**Objective:** In the material below, find every line with "name" and pull it out.
######
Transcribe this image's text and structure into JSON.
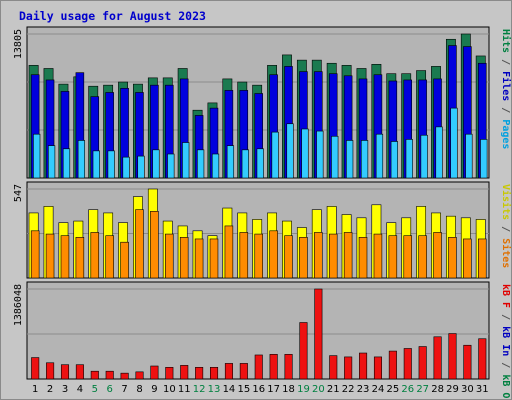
{
  "chart_data": {
    "type": "bar",
    "title": "Daily usage for August 2023",
    "grid": true,
    "days": [
      "1",
      "2",
      "3",
      "4",
      "5",
      "6",
      "7",
      "8",
      "9",
      "10",
      "11",
      "12",
      "13",
      "14",
      "15",
      "16",
      "17",
      "18",
      "19",
      "20",
      "21",
      "22",
      "23",
      "24",
      "25",
      "26",
      "27",
      "28",
      "29",
      "30",
      "31"
    ],
    "weekend_days": [
      "5",
      "6",
      "12",
      "13",
      "19",
      "20",
      "26",
      "27"
    ],
    "panels": [
      {
        "id": "top",
        "ymax_label": "13805",
        "ymax": 13805,
        "right_labels": [
          {
            "text": "Hits",
            "color": "#008040"
          },
          {
            "text": " / ",
            "color": "#555555"
          },
          {
            "text": "Files",
            "color": "#0000c0"
          },
          {
            "text": " / ",
            "color": "#555555"
          },
          {
            "text": "Pages",
            "color": "#00a0e0"
          }
        ],
        "series": [
          {
            "name": "Hits",
            "color": "#1a7a50",
            "values": [
              10800,
              10500,
              9000,
              9700,
              8800,
              8900,
              9200,
              9000,
              9600,
              9600,
              10500,
              6500,
              7200,
              9500,
              9200,
              8900,
              10800,
              11800,
              11300,
              11300,
              11000,
              10800,
              10500,
              10900,
              10000,
              10000,
              10300,
              10700,
              13300,
              13805,
              11700
            ]
          },
          {
            "name": "Files",
            "color": "#0000dd",
            "values": [
              9900,
              9400,
              8300,
              10100,
              7800,
              8200,
              8600,
              8200,
              8900,
              8900,
              9500,
              6000,
              6700,
              8400,
              8400,
              8100,
              9900,
              10700,
              10200,
              10200,
              10000,
              9800,
              9500,
              9900,
              9300,
              9400,
              9400,
              9500,
              12700,
              12600,
              11000
            ]
          },
          {
            "name": "Pages",
            "color": "#33ccff",
            "values": [
              4200,
              3100,
              2800,
              3600,
              2600,
              2600,
              2000,
              2100,
              2700,
              2300,
              3400,
              2700,
              2300,
              3100,
              2700,
              2800,
              4400,
              5200,
              4700,
              4500,
              4000,
              3600,
              3600,
              4200,
              3500,
              3700,
              4100,
              4900,
              6700,
              4200,
              3700
            ]
          }
        ]
      },
      {
        "id": "middle",
        "ymax_label": "547",
        "ymax": 547,
        "right_labels": [
          {
            "text": "Visits",
            "color": "#c8c800"
          },
          {
            "text": " / ",
            "color": "#555555"
          },
          {
            "text": "Sites",
            "color": "#e07000"
          }
        ],
        "series": [
          {
            "name": "Visits",
            "color": "#ffff00",
            "values": [
              400,
              440,
              340,
              350,
              420,
              400,
              340,
              500,
              547,
              350,
              320,
              290,
              260,
              430,
              400,
              360,
              400,
              350,
              310,
              420,
              440,
              390,
              370,
              450,
              340,
              370,
              440,
              400,
              380,
              370,
              360
            ]
          },
          {
            "name": "Sites",
            "color": "#ff8c00",
            "values": [
              290,
              270,
              260,
              250,
              280,
              260,
              220,
              420,
              410,
              270,
              250,
              240,
              240,
              320,
              280,
              270,
              290,
              260,
              250,
              280,
              270,
              280,
              250,
              270,
              260,
              260,
              260,
              280,
              250,
              240,
              240
            ]
          }
        ]
      },
      {
        "id": "bottom",
        "ymax_label": "1386048",
        "ymax": 1386048,
        "right_labels": [
          {
            "text": "kB F",
            "color": "#e00000"
          },
          {
            "text": " / ",
            "color": "#555555"
          },
          {
            "text": "kB In",
            "color": "#0000c0"
          },
          {
            "text": " / ",
            "color": "#555555"
          },
          {
            "text": "kB Out",
            "color": "#008040"
          }
        ],
        "series": [
          {
            "name": "kB F",
            "color": "#ee1111",
            "values": [
              330000,
              250000,
              220000,
              220000,
              120000,
              120000,
              90000,
              110000,
              200000,
              180000,
              210000,
              180000,
              180000,
              240000,
              240000,
              370000,
              380000,
              380000,
              870000,
              1386048,
              360000,
              340000,
              400000,
              340000,
              430000,
              470000,
              500000,
              650000,
              700000,
              520000,
              620000
            ]
          }
        ]
      }
    ]
  },
  "colors": {
    "background": "#c6c6c6",
    "plot_background": "#b4b4b4",
    "title": "#0000cc",
    "weekday_label": "#000000",
    "weekend_label": "#008040"
  }
}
######
**Task answer:**
            "name": "Hits",
            "name": "Files",
            "name": "Pages",
            "name": "Visits",
            "name": "Sites",
            "name": "kB F",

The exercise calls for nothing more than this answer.